__RECORDS SUPPLIED__.
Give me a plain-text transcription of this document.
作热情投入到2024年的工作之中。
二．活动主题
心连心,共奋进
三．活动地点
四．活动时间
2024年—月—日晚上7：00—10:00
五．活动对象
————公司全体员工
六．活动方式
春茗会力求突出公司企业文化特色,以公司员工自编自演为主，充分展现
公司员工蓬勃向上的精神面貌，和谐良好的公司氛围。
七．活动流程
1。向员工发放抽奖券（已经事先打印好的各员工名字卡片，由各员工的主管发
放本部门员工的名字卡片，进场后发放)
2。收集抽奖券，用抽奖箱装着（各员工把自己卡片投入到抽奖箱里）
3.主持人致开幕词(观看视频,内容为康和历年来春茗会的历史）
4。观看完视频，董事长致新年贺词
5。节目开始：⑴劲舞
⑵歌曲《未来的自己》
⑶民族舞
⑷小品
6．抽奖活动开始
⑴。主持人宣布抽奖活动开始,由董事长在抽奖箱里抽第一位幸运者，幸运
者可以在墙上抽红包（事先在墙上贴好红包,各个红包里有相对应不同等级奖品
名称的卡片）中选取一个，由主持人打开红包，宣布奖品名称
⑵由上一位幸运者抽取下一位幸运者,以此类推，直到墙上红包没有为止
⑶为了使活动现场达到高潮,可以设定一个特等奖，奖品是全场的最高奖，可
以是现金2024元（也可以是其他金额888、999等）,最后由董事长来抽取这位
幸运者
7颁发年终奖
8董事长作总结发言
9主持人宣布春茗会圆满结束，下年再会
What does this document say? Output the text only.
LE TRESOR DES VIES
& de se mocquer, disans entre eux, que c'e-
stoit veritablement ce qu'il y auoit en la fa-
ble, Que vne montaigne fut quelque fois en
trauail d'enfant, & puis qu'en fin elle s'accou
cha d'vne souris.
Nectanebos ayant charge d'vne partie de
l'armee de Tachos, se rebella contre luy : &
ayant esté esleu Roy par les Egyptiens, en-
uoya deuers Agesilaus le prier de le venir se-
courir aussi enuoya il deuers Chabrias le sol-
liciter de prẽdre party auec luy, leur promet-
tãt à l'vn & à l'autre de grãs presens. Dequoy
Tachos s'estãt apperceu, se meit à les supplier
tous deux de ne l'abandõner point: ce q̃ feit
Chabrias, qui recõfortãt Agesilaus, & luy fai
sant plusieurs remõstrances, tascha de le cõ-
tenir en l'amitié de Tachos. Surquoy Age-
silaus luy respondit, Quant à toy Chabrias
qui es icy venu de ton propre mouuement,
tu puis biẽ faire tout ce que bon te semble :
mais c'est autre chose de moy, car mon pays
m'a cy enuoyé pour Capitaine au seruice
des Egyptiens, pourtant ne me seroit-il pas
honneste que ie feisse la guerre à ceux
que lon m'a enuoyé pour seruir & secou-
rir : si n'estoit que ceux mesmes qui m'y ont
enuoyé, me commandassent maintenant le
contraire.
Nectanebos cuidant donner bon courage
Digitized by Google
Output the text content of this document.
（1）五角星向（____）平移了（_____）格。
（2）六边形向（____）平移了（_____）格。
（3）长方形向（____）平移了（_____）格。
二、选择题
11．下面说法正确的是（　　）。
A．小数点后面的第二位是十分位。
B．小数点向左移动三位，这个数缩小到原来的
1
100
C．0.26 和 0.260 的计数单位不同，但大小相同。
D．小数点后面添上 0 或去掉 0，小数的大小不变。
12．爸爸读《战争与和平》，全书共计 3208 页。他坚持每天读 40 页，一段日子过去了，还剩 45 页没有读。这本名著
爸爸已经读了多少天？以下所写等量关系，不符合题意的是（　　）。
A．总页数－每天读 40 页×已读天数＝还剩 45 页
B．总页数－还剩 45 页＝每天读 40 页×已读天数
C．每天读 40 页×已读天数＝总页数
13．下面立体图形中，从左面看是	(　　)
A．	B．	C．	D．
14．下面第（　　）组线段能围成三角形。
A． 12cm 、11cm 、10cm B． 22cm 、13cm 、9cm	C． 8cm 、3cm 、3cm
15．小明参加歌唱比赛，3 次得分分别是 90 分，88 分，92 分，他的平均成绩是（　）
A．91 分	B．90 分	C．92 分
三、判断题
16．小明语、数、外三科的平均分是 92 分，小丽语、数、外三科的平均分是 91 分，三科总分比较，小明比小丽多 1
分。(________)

__TASK PROMPT__. Return the entries in full, keeping every line exactly as it is.

__EXERCISE SOLUTION__.
Give me a plain-text transcription of this document.
作热情投入到2024年的工作之中。
二．活动主题
心连心,共奋进
三．活动地点
四．活动时间
2024年—月—日晚上7：00—10:00
五．活动对象
————公司全体员工
六．活动方式
春茗会力求突出公司企业文化特色,以公司员工自编自演为主，充分展现
公司员工蓬勃向上的精神面貌，和谐良好的公司氛围。
七．活动流程
1。向员工发放抽奖券（已经事先打印好的各员工名字卡片，由各员工的主管发
放本部门员工的名字卡片，进场后发放)
2。收集抽奖券，用抽奖箱装着（各员工把自己卡片投入到抽奖箱里）
3.主持人致开幕词(观看视频,内容为康和历年来春茗会的历史）
4。观看完视频，董事长致新年贺词
5。节目开始：⑴劲舞
⑵歌曲《未来的自己》
⑶民族舞
⑷小品
6．抽奖活动开始
⑴。主持人宣布抽奖活动开始,由董事长在抽奖箱里抽第一位幸运者，幸运
者可以在墙上抽红包（事先在墙上贴好红包,各个红包里有相对应不同等级奖品
名称的卡片）中选取一个，由主持人打开红包，宣布奖品名称
⑵由上一位幸运者抽取下一位幸运者,以此类推，直到墙上红包没有为止
⑶为了使活动现场达到高潮,可以设定一个特等奖，奖品是全场的最高奖，可
以是现金2024元（也可以是其他金额888、999等）,最后由董事长来抽取这位
幸运者
7颁发年终奖
8董事长作总结发言
9主持人宣布春茗会圆满结束，下年再会
What does this document say? Output the text only.
LE TRESOR DES VIES
& de se mocquer, disans entre eux, que c'e-
stoit veritablement ce qu'il y auoit en la fa-
ble, Que vne montaigne fut quelque fois en
trauail d'enfant, & puis qu'en fin elle s'accou
cha d'vne souris.
Nectanebos ayant charge d'vne partie de
l'armee de Tachos, se rebella contre luy : &
ayant esté esleu Roy par les Egyptiens, en-
uoya deuers Agesilaus le prier de le venir se-
courir aussi enuoya il deuers Chabrias le sol-
liciter de prẽdre party auec luy, leur promet-
tãt à l'vn & à l'autre de grãs presens. Dequoy
Tachos s'estãt apperceu, se meit à les supplier
tous deux de ne l'abandõner point: ce q̃ feit
Chabrias, qui recõfortãt Agesilaus, & luy fai
sant plusieurs remõstrances, tascha de le cõ-
tenir en l'amitié de Tachos. Surquoy Age-
silaus luy respondit, Quant à toy Chabrias
qui es icy venu de ton propre mouuement,
tu puis biẽ faire tout ce que bon te semble :
mais c'est autre chose de moy, car mon pays
m'a cy enuoyé pour Capitaine au seruice
des Egyptiens, pourtant ne me seroit-il pas
honneste que ie feisse la guerre à ceux
que lon m'a enuoyé pour seruir & secou-
rir : si n'estoit que ceux mesmes qui m'y ont
enuoyé, me commandassent maintenant le
contraire.
Nectanebos cuidant donner bon courage
Digitized by Google
Output the text content of this document.
（1）五角星向（____）平移了（_____）格。
（2）六边形向（____）平移了（_____）格。
（3）长方形向（____）平移了（_____）格。
二、选择题
11．下面说法正确的是（　　）。
A．小数点后面的第二位是十分位。
B．小数点向左移动三位，这个数缩小到原来的
1
100
C．0.26 和 0.260 的计数单位不同，但大小相同。
D．小数点后面添上 0 或去掉 0，小数的大小不变。
12．爸爸读《战争与和平》，全书共计 3208 页。他坚持每天读 40 页，一段日子过去了，还剩 45 页没有读。这本名著
爸爸已经读了多少天？以下所写等量关系，不符合题意的是（　　）。
A．总页数－每天读 40 页×已读天数＝还剩 45 页
B．总页数－还剩 45 页＝每天读 40 页×已读天数
C．每天读 40 页×已读天数＝总页数
13．下面立体图形中，从左面看是	(　　)
A．	B．	C．	D．
14．下面第（　　）组线段能围成三角形。
A． 12cm 、11cm 、10cm B． 22cm 、13cm 、9cm	C． 8cm 、3cm 、3cm
15．小明参加歌唱比赛，3 次得分分别是 90 分，88 分，92 分，他的平均成绩是（　）
A．91 分	B．90 分	C．92 分
三、判断题
16．小明语、数、外三科的平均分是 92 分，小丽语、数、外三科的平均分是 91 分，三科总分比较，小明比小丽多 1
分。(________)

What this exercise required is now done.